┌─ Stored data

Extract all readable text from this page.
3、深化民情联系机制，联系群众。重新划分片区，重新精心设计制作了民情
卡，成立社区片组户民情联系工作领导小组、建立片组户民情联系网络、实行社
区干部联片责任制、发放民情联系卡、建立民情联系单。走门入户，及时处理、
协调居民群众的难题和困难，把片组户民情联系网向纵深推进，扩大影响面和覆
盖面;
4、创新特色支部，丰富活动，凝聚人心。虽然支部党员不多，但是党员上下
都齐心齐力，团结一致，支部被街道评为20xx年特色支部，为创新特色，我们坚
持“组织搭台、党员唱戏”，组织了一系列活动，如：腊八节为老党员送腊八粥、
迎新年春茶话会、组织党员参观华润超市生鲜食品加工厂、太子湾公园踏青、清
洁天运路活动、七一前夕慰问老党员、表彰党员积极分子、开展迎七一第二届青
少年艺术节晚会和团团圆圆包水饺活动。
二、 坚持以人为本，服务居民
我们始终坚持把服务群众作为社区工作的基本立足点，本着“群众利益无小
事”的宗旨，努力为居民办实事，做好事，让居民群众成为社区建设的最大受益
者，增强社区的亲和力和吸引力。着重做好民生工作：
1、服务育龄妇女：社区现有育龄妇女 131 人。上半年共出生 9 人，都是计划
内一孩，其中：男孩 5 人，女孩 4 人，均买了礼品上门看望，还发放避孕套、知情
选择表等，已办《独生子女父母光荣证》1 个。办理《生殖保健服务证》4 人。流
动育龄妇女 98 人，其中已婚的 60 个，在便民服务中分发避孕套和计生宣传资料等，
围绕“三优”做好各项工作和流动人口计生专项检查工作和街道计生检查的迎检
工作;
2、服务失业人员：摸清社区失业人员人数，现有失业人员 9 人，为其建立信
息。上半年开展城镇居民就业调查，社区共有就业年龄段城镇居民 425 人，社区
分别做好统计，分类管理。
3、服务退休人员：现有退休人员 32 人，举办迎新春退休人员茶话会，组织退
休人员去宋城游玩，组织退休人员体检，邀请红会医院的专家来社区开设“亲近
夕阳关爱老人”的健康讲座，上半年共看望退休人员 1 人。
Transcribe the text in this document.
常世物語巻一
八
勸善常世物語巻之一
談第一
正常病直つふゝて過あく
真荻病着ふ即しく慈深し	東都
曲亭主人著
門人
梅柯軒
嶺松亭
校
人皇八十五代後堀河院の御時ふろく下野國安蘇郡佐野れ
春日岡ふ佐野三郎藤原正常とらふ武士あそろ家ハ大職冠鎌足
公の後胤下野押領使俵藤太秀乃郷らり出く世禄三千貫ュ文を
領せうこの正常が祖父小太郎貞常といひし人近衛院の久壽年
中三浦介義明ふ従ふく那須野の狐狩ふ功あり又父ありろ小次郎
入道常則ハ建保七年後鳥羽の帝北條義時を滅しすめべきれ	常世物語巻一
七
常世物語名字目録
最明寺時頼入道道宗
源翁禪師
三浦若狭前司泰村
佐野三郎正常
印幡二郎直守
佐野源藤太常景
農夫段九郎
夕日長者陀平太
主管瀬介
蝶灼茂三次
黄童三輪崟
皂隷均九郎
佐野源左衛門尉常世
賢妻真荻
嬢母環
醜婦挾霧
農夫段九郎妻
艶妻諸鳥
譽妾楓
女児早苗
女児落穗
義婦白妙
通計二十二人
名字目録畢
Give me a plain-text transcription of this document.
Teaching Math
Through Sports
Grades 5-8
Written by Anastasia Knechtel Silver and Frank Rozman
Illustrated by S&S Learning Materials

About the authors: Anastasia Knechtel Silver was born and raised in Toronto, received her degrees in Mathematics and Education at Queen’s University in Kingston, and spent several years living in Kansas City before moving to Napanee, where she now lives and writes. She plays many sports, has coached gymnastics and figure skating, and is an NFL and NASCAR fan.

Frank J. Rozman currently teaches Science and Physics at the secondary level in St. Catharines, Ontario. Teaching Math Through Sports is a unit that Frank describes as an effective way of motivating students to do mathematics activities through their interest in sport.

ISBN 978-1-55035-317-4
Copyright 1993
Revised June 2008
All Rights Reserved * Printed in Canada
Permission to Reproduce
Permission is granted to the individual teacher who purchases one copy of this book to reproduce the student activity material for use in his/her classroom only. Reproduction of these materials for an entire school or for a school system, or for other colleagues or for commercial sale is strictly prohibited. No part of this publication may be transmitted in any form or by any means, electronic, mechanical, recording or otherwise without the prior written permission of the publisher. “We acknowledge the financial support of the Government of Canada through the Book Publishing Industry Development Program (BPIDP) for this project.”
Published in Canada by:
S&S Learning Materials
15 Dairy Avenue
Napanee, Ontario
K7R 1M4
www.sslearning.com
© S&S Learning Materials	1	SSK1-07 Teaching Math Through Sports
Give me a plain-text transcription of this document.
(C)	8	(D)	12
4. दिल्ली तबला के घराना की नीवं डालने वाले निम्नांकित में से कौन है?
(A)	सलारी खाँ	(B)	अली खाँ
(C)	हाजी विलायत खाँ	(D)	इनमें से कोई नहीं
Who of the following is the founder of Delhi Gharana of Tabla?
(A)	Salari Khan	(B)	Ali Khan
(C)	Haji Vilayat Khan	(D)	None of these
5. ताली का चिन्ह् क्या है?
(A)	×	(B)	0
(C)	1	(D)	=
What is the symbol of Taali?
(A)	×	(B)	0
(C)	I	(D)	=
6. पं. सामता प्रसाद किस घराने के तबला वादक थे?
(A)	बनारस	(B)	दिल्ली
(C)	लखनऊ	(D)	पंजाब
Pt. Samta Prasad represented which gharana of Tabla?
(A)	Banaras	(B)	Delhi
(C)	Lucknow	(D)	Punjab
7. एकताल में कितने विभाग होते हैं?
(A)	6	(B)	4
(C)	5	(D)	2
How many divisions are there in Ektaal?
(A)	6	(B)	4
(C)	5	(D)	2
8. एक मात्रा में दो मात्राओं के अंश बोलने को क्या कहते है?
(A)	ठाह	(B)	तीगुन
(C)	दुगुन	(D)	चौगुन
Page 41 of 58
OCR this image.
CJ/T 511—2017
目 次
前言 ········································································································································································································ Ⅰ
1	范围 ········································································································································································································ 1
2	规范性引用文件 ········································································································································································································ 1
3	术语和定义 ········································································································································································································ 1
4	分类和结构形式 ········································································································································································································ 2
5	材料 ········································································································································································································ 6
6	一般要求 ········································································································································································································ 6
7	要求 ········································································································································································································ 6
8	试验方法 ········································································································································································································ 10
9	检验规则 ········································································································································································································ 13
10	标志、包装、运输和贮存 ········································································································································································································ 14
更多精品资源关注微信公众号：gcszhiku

└─

- Task details
In the entries above, find each line with the word "常世物語巻一" and show it.

- Complete response
常世物語巻一
入道常則ハ建保七年後鳥羽の帝北條義時を滅しすめべきれ	常世物語巻一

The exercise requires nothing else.